* [Directive] Omit all pictures. Quote only the lines from the one with "Enumerate this screenshot's text" through the end of the material below.

········

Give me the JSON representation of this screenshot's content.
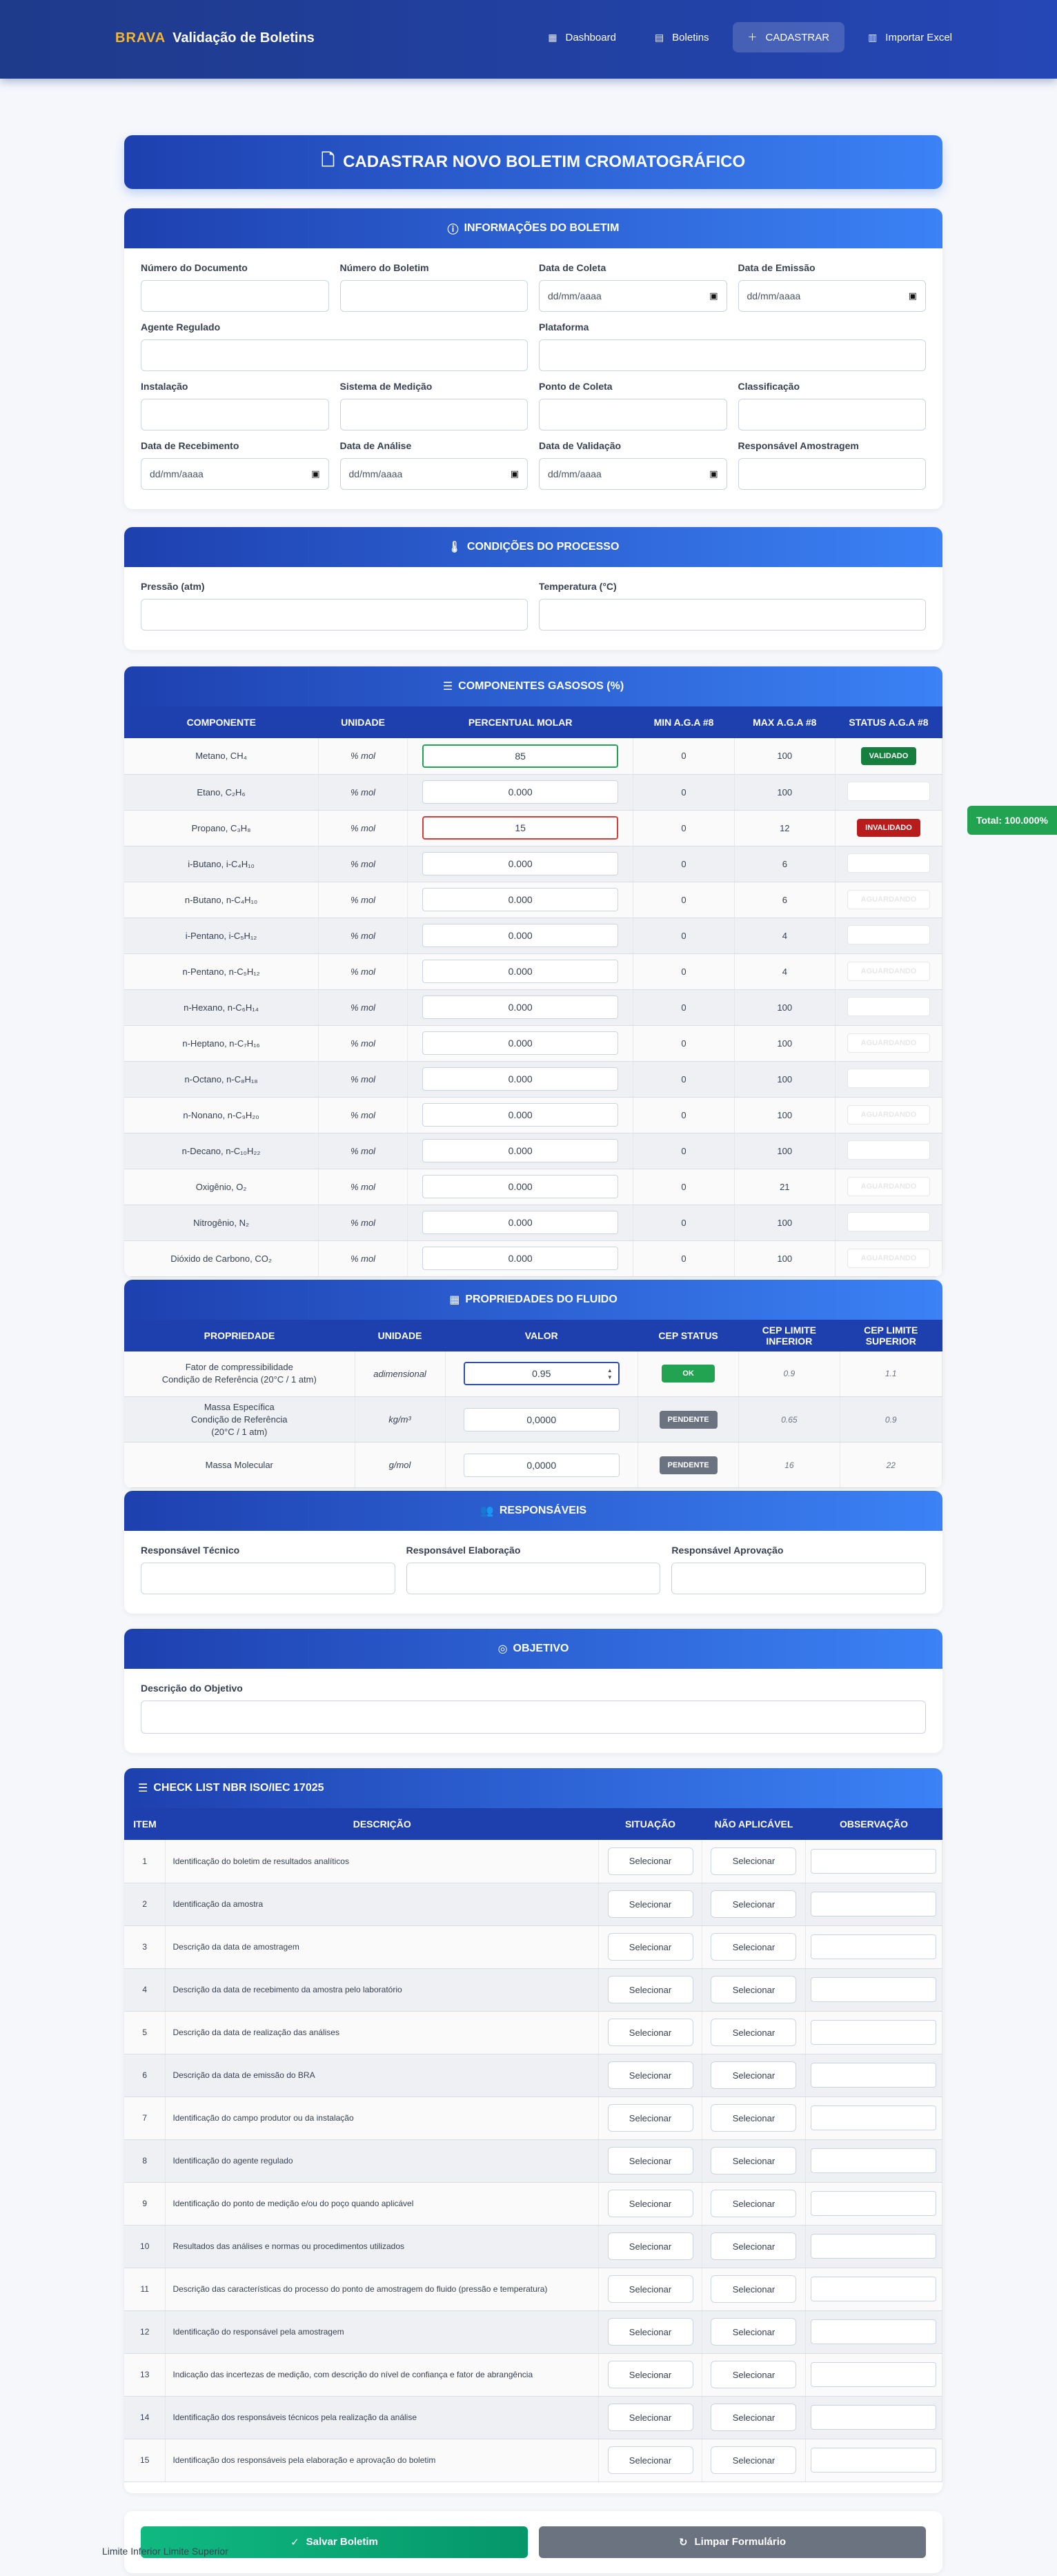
{
  "app": {
    "brand_accent": "BRAVA",
    "brand_title": "Validação de Boletins"
  },
  "nav": [
    {
      "label": "Dashboard",
      "icon": "chart-icon"
    },
    {
      "label": "Boletins",
      "icon": "document-icon"
    },
    {
      "label": "CADASTRAR",
      "icon": "plus-icon",
      "active": true
    },
    {
      "label": "Importar Excel",
      "icon": "spreadsheet-icon"
    }
  ],
  "hero": {
    "title": "CADASTRAR NOVO BOLETIM CROMATOGRÁFICO"
  },
  "info": {
    "title": "INFORMAÇÕES DO BOLETIM",
    "fields": {
      "numero_documento": "Número do Documento",
      "numero_boletim": "Número do Boletim",
      "data_coleta": "Data de Coleta",
      "data_emissao": "Data de Emissão",
      "agente_regulado": "Agente Regulado",
      "plataforma": "Plataforma",
      "instalacao": "Instalação",
      "sistema_medicao": "Sistema de Medição",
      "ponto_coleta": "Ponto de Coleta",
      "classificacao": "Classificação",
      "data_recebimento": "Data de Recebimento",
      "data_analise": "Data de Análise",
      "data_validacao": "Data de Validação",
      "responsavel_amostragem": "Responsável Amostragem"
    },
    "date_placeholder": "dd/mm/aaaa"
  },
  "processo": {
    "title": "CONDIÇÕES DO PROCESSO",
    "pressao": "Pressão (atm)",
    "temperatura": "Temperatura (°C)"
  },
  "componentes": {
    "title": "COMPONENTES GASOSOS (%)",
    "headers": [
      "COMPONENTE",
      "UNIDADE",
      "PERCENTUAL MOLAR",
      "MIN A.G.A #8",
      "MAX A.G.A #8",
      "STATUS A.G.A #8"
    ],
    "rows": [
      {
        "name": "Metano, CH₄",
        "unit": "% mol",
        "value": "85",
        "min": "0",
        "max": "100",
        "status": "VALIDADO",
        "state": "ok"
      },
      {
        "name": "Etano, C₂H₆",
        "unit": "% mol",
        "value": "0.000",
        "min": "0",
        "max": "100",
        "status": "",
        "state": "none"
      },
      {
        "name": "Propano, C₃H₈",
        "unit": "% mol",
        "value": "15",
        "min": "0",
        "max": "12",
        "status": "INVALIDADO",
        "state": "bad"
      },
      {
        "name": "i-Butano, i-C₄H₁₀",
        "unit": "% mol",
        "value": "0.000",
        "min": "0",
        "max": "6",
        "status": "",
        "state": "none"
      },
      {
        "name": "n-Butano, n-C₄H₁₀",
        "unit": "% mol",
        "value": "0.000",
        "min": "0",
        "max": "6",
        "status": "AGUARDANDO",
        "state": "ghost"
      },
      {
        "name": "i-Pentano, i-C₅H₁₂",
        "unit": "% mol",
        "value": "0.000",
        "min": "0",
        "max": "4",
        "status": "",
        "state": "none"
      },
      {
        "name": "n-Pentano, n-C₅H₁₂",
        "unit": "% mol",
        "value": "0.000",
        "min": "0",
        "max": "4",
        "status": "AGUARDANDO",
        "state": "ghost"
      },
      {
        "name": "n-Hexano, n-C₆H₁₄",
        "unit": "% mol",
        "value": "0.000",
        "min": "0",
        "max": "100",
        "status": "",
        "state": "none"
      },
      {
        "name": "n-Heptano, n-C₇H₁₆",
        "unit": "% mol",
        "value": "0.000",
        "min": "0",
        "max": "100",
        "status": "AGUARDANDO",
        "state": "ghost"
      },
      {
        "name": "n-Octano, n-C₈H₁₈",
        "unit": "% mol",
        "value": "0.000",
        "min": "0",
        "max": "100",
        "status": "",
        "state": "none"
      },
      {
        "name": "n-Nonano, n-C₉H₂₀",
        "unit": "% mol",
        "value": "0.000",
        "min": "0",
        "max": "100",
        "status": "AGUARDANDO",
        "state": "ghost"
      },
      {
        "name": "n-Decano, n-C₁₀H₂₂",
        "unit": "% mol",
        "value": "0.000",
        "min": "0",
        "max": "100",
        "status": "",
        "state": "none"
      },
      {
        "name": "Oxigênio, O₂",
        "unit": "% mol",
        "value": "0.000",
        "min": "0",
        "max": "21",
        "status": "AGUARDANDO",
        "state": "ghost"
      },
      {
        "name": "Nitrogênio, N₂",
        "unit": "% mol",
        "value": "0.000",
        "min": "0",
        "max": "100",
        "status": "",
        "state": "none"
      },
      {
        "name": "Dióxido de Carbono, CO₂",
        "unit": "% mol",
        "value": "0.000",
        "min": "0",
        "max": "100",
        "status": "AGUARDANDO",
        "state": "ghost"
      }
    ],
    "total": "Total: 100.000%"
  },
  "fluido": {
    "title": "PROPRIEDADES DO FLUIDO",
    "headers": [
      "PROPRIEDADE",
      "UNIDADE",
      "VALOR",
      "CEP STATUS",
      "CEP LIMITE INFERIOR",
      "CEP LIMITE SUPERIOR"
    ],
    "rows": [
      {
        "name": "Fator de compressibilidade\nCondição de Referência (20°C / 1 atm)",
        "unit": "adimensional",
        "value": "0.95",
        "status": "OK",
        "lim_inf": "0.9",
        "lim_sup": "1.1",
        "state": "ok"
      },
      {
        "name": "Massa Específica\nCondição de Referência\n(20°C / 1 atm)",
        "unit": "kg/m³",
        "value": "0,0000",
        "status": "PENDENTE",
        "lim_inf": "0.65",
        "lim_sup": "0.9",
        "state": "pend"
      },
      {
        "name": "Massa Molecular",
        "unit": "g/mol",
        "value": "0,0000",
        "status": "PENDENTE",
        "lim_inf": "16",
        "lim_sup": "22",
        "state": "pend"
      }
    ]
  },
  "responsaveis": {
    "title": "RESPONSÁVEIS",
    "tecnico": "Responsável Técnico",
    "elaboracao": "Responsável Elaboração",
    "aprovacao": "Responsável Aprovação"
  },
  "objetivo": {
    "title": "OBJETIVO",
    "label": "Descrição do Objetivo"
  },
  "checklist": {
    "title": "CHECK LIST NBR ISO/IEC 17025",
    "headers": [
      "ITEM",
      "DESCRIÇÃO",
      "SITUAÇÃO",
      "NÃO APLICÁVEL",
      "OBSERVAÇÃO"
    ],
    "select_label": "Selecionar",
    "rows": [
      "Identificação do boletim de resultados analíticos",
      "Identificação da amostra",
      "Descrição da data de amostragem",
      "Descrição da data de recebimento da amostra pelo laboratório",
      "Descrição da data de realização das análises",
      "Descrição da data de emissão do BRA",
      "Identificação do campo produtor ou da instalação",
      "Identificação do agente regulado",
      "Identificação do ponto de medição e/ou do poço quando aplicável",
      "Resultados das análises e normas ou procedimentos utilizados",
      "Descrição das características do processo do ponto de amostragem do fluido (pressão e temperatura)",
      "Identificação do responsável pela amostragem",
      "Indicação das incertezas de medição, com descrição do nível de confiança e fator de abrangência",
      "Identificação dos responsáveis técnicos pela realização da análise",
      "Identificação dos responsáveis pela elaboração e aprovação do boletim"
    ]
  },
  "actions": {
    "save": "Salvar Boletim",
    "clear": "Limpar Formulário"
  },
  "footer": {
    "legend": "Limite Inferior Limite Superior"
  },
  "colors": {
    "primary": "#1e40af",
    "accent": "#f5b731",
    "success": "#22a352",
    "danger": "#b91c1c",
    "pending": "#6b7280"
  }
}
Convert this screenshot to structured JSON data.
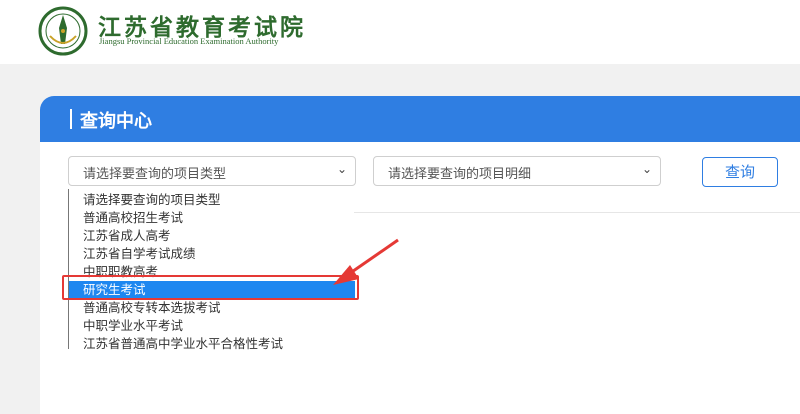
{
  "header": {
    "title_cn": "江苏省教育考试院",
    "title_en": "Jiangsu Provincial Education Examination Authority",
    "logo_icon": "education-authority-emblem"
  },
  "panel": {
    "title": "查询中心"
  },
  "filters": {
    "type_select_value": "请选择要查询的项目类型",
    "detail_select_value": "请选择要查询的项目明细",
    "query_button": "查询"
  },
  "dropdown": {
    "options": [
      "请选择要查询的项目类型",
      "普通高校招生考试",
      "江苏省成人高考",
      "江苏省自学考试成绩",
      "中职职教高考",
      "研究生考试",
      "普通高校专转本选拔考试",
      "中职学业水平考试",
      "江苏省普通高中学业水平合格性考试"
    ],
    "highlighted_index": 5
  },
  "annotation": {
    "highlight_color": "#e53935"
  },
  "colors": {
    "brand_blue": "#2f7ee2",
    "brand_green": "#2e6b2e",
    "selection_blue": "#1e87f0"
  }
}
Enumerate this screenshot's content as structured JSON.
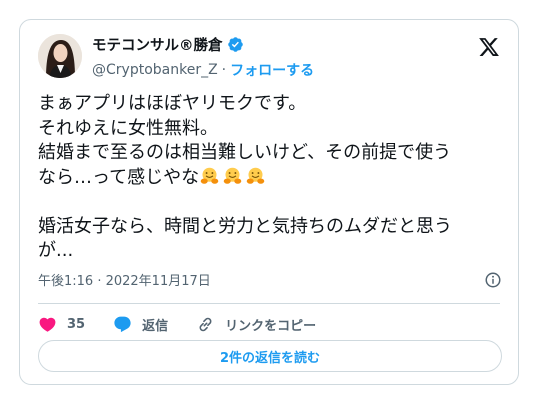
{
  "author": {
    "name": "モテコンサル®勝倉",
    "handle": "@Cryptobanker_Z",
    "separator": "·",
    "follow_label": "フォローする",
    "verified": true
  },
  "tweet": {
    "lines": [
      "まぁアプリはほぼヤリモクです。",
      "それゆえに女性無料。",
      "結婚まで至るのは相当難しいけど、その前提で使う",
      "なら…って感じやな",
      "",
      "婚活女子なら、時間と労力と気持ちのムダだと思う",
      "が..."
    ],
    "emoji": [
      "hugging-face",
      "hugging-face",
      "hugging-face"
    ],
    "timestamp": "午後1:16 · 2022年11月17日"
  },
  "actions": {
    "like_count": "35",
    "reply_label": "返信",
    "copy_link_label": "リンクをコピー"
  },
  "read_replies_label": "2件の返信を読む",
  "colors": {
    "accent": "#1d9bf0",
    "like": "#f91880",
    "text": "#0f1419",
    "muted": "#536471",
    "border": "#cfd9de"
  }
}
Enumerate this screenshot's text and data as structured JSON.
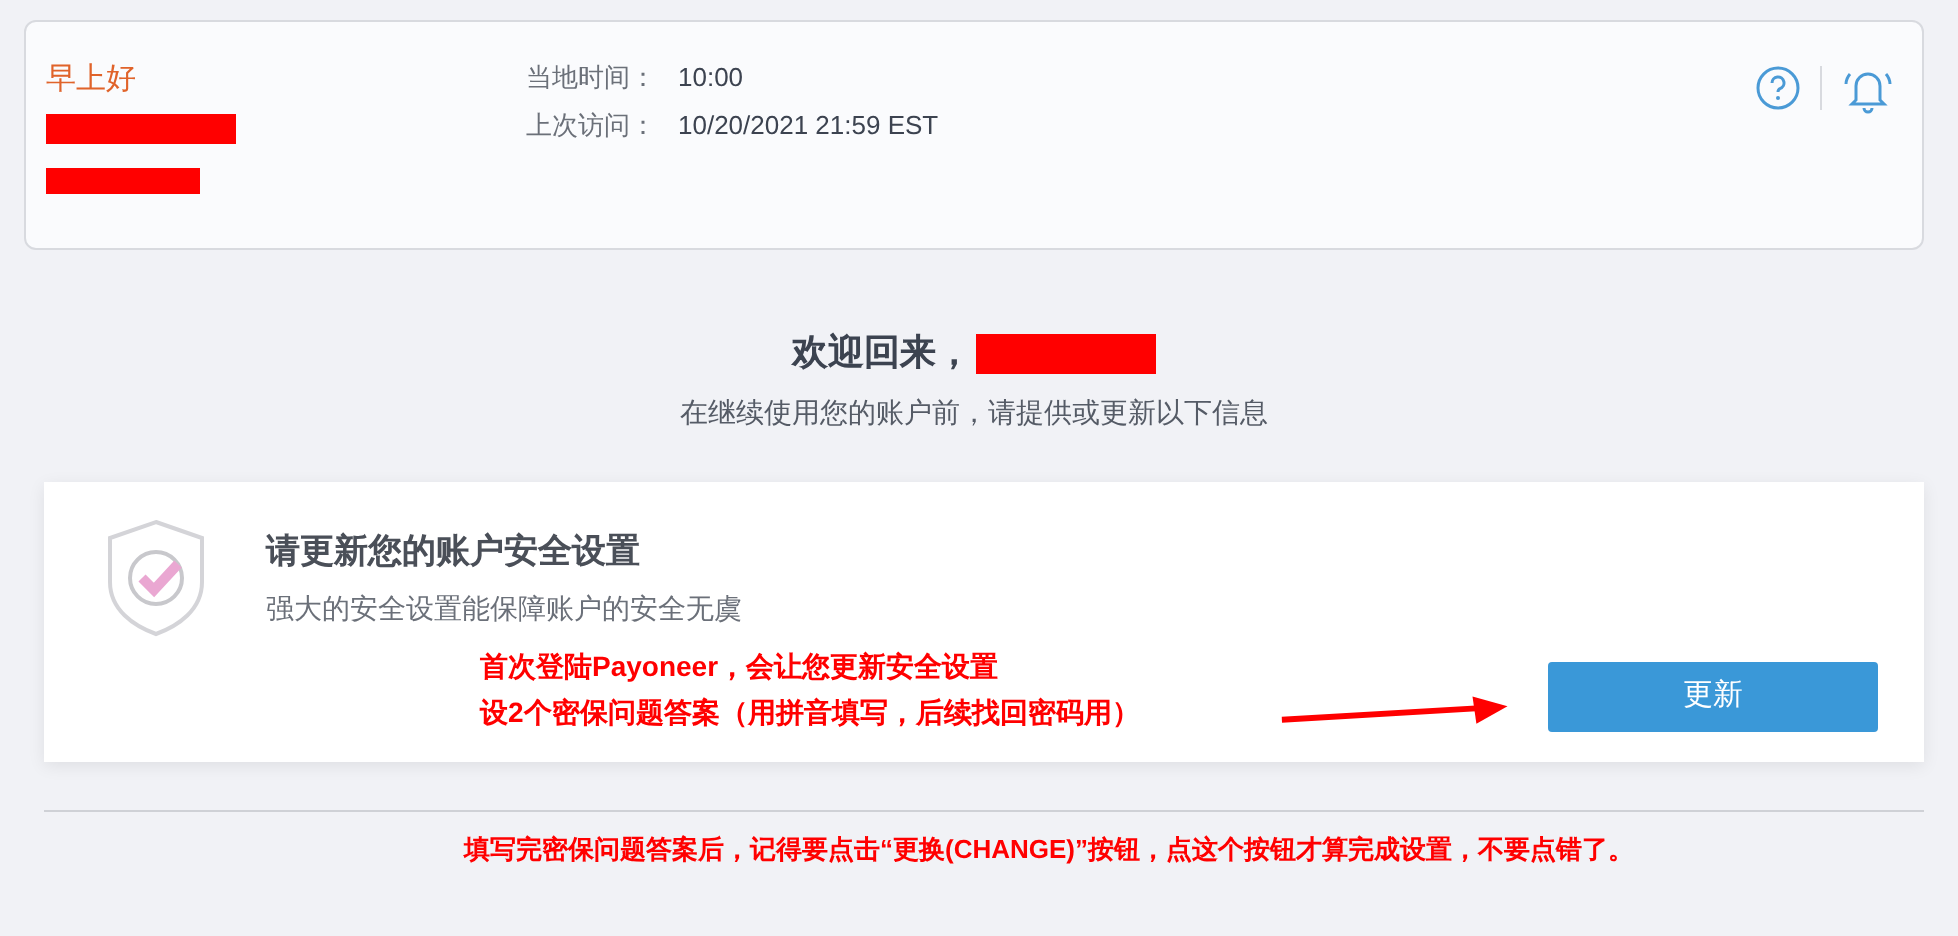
{
  "header": {
    "greeting": "早上好",
    "info": [
      {
        "label": "当地时间：",
        "value": "10:00"
      },
      {
        "label": "上次访问：",
        "value": "10/20/2021 21:59 EST"
      }
    ]
  },
  "welcome": {
    "title": "欢迎回来，",
    "subtitle": "在继续使用您的账户前，请提供或更新以下信息"
  },
  "security_card": {
    "title": "请更新您的账户安全设置",
    "description": "强大的安全设置能保障账户的安全无虞",
    "button": "更新"
  },
  "annotations": {
    "card_note": [
      "首次登陆Payoneer，会让您更新安全设置",
      "设2个密保问题答案（用拼音填写，后续找回密码用）"
    ],
    "bottom_note": "填写完密保问题答案后，记得要点击“更换(CHANGE)”按钮，点这个按钮才算完成设置，不要点错了。"
  }
}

········

* [Result below]
Enumerate this screenshot's text and data as structured JSON.
{
  "header": {
    "greeting": "早上好",
    "info": [
      {
        "label": "当地时间：",
        "value": "10:00"
      },
      {
        "label": "上次访问：",
        "value": "10/20/2021 21:59 EST"
      }
    ]
  },
  "welcome": {
    "title": "欢迎回来，",
    "subtitle": "在继续使用您的账户前，请提供或更新以下信息"
  },
  "security_card": {
    "title": "请更新您的账户安全设置",
    "description": "强大的安全设置能保障账户的安全无虞",
    "button": "更新"
  },
  "annotations": {
    "card_note": [
      "首次登陆Payoneer，会让您更新安全设置",
      "设2个密保问题答案（用拼音填写，后续找回密码用）"
    ],
    "bottom_note": "填写完密保问题答案后，记得要点击“更换(CHANGE)”按钮，点这个按钮才算完成设置，不要点错了。"
  }
}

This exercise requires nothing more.